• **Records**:
- - - - -
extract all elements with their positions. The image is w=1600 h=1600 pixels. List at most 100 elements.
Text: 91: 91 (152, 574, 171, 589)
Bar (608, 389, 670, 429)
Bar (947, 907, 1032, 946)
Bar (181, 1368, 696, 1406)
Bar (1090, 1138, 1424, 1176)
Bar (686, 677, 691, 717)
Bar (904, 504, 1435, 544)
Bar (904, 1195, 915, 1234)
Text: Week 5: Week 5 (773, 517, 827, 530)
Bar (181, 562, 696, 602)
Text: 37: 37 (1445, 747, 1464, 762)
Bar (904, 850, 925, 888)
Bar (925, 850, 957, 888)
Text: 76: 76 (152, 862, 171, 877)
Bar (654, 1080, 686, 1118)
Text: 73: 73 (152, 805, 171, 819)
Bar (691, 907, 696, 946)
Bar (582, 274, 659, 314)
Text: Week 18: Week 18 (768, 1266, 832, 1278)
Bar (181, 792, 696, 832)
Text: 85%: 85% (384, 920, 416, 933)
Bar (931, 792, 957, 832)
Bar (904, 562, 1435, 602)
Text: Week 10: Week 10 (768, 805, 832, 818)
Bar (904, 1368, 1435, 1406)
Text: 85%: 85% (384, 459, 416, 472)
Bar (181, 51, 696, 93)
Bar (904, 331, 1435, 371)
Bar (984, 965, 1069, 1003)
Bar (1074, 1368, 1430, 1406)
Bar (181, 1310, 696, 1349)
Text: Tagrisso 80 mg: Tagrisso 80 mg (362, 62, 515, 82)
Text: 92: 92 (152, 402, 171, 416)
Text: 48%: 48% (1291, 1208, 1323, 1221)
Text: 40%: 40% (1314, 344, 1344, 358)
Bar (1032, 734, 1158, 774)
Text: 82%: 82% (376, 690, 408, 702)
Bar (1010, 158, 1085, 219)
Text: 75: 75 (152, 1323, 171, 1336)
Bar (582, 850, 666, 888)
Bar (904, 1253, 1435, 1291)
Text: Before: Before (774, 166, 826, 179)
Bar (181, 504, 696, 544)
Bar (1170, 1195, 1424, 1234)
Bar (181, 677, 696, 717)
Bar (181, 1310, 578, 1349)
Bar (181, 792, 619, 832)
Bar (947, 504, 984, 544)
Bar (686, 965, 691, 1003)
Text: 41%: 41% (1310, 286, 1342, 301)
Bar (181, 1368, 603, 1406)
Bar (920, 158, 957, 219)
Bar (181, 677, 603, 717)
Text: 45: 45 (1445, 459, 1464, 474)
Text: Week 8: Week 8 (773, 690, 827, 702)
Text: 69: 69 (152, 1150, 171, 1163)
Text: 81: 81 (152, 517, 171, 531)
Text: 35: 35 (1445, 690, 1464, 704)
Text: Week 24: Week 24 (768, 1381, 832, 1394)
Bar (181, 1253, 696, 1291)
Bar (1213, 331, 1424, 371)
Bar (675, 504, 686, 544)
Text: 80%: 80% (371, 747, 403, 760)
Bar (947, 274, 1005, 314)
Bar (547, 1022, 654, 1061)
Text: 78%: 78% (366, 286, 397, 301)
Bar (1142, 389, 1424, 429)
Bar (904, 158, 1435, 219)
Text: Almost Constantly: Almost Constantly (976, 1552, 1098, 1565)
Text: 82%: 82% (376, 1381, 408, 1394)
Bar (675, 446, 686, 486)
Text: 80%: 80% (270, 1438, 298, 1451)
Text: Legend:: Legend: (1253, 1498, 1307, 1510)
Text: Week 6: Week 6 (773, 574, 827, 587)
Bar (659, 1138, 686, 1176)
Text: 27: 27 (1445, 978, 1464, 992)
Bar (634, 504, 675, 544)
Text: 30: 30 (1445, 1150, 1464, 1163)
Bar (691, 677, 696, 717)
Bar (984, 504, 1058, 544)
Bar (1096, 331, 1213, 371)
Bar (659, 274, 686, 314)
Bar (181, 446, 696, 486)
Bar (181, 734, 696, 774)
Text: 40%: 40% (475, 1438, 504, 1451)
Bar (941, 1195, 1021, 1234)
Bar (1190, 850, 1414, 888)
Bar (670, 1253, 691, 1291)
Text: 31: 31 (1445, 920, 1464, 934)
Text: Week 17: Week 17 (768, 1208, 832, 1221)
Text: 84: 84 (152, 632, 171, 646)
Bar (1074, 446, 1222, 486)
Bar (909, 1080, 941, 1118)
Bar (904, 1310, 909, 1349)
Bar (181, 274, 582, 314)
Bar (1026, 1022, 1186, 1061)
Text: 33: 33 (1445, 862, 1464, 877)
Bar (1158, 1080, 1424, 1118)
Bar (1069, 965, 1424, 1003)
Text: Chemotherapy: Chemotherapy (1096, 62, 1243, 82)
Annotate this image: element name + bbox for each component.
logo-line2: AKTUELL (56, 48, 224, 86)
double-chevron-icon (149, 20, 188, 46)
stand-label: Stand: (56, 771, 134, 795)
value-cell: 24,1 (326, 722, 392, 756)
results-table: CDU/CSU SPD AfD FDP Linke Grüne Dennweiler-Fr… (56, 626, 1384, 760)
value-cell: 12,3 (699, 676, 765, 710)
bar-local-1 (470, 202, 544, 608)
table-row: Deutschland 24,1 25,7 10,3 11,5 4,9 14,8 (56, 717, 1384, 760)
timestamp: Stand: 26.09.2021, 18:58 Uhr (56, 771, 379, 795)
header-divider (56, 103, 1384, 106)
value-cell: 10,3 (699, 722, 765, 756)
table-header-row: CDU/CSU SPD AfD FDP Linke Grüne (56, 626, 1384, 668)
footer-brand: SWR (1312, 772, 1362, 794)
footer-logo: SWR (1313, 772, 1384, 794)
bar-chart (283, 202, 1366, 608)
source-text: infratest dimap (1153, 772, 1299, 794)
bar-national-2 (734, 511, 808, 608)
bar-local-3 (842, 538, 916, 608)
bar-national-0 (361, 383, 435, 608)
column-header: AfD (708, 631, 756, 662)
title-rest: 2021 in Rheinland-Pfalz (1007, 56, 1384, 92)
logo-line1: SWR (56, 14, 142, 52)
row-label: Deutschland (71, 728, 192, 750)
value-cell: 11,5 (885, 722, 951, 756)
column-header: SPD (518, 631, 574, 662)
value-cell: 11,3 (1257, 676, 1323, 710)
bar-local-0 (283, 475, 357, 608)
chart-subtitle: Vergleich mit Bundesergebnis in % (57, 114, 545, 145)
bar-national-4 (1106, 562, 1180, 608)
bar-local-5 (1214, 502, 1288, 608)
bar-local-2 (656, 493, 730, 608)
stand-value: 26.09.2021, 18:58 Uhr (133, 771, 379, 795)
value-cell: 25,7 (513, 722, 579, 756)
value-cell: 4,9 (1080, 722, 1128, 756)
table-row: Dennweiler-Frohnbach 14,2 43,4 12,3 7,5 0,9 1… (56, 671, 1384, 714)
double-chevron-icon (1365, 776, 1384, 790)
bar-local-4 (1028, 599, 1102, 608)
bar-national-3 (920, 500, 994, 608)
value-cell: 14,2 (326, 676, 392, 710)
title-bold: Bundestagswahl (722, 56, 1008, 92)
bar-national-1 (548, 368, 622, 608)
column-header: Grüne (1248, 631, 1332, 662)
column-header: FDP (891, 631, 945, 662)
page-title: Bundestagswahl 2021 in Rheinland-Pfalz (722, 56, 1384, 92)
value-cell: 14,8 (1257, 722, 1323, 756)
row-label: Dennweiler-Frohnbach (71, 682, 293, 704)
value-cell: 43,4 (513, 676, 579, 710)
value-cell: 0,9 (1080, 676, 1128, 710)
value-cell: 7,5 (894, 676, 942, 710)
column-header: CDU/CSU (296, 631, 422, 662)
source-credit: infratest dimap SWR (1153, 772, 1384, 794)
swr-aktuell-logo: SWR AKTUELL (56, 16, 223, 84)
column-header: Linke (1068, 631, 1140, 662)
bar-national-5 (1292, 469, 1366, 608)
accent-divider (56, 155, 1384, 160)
- - - - -
• **EXERCISE TASK**: Copy out the records word for word, starting at their first line and ending at the line that contains "Bar (904, 562, 1435, 602)", with both of those lines included.

• **WRITTEN ANSWER**:
extract all elements with their positions. The image is w=1600 h=1600 pixels. List at most 100 elements.
Text: 91: 91 (152, 574, 171, 589)
Bar (608, 389, 670, 429)
Bar (947, 907, 1032, 946)
Bar (181, 1368, 696, 1406)
Bar (1090, 1138, 1424, 1176)
Bar (686, 677, 691, 717)
Bar (904, 504, 1435, 544)
Bar (904, 1195, 915, 1234)
Text: Week 5: Week 5 (773, 517, 827, 530)
Bar (181, 562, 696, 602)
Text: 37: 37 (1445, 747, 1464, 762)
Bar (904, 850, 925, 888)
Bar (925, 850, 957, 888)
Text: 76: 76 (152, 862, 171, 877)
Bar (654, 1080, 686, 1118)
Text: 73: 73 (152, 805, 171, 819)
Bar (691, 907, 696, 946)
Bar (582, 274, 659, 314)
Text: Week 18: Week 18 (768, 1266, 832, 1278)
Bar (181, 792, 696, 832)
Text: 85%: 85% (384, 920, 416, 933)
Bar (931, 792, 957, 832)
Bar (904, 562, 1435, 602)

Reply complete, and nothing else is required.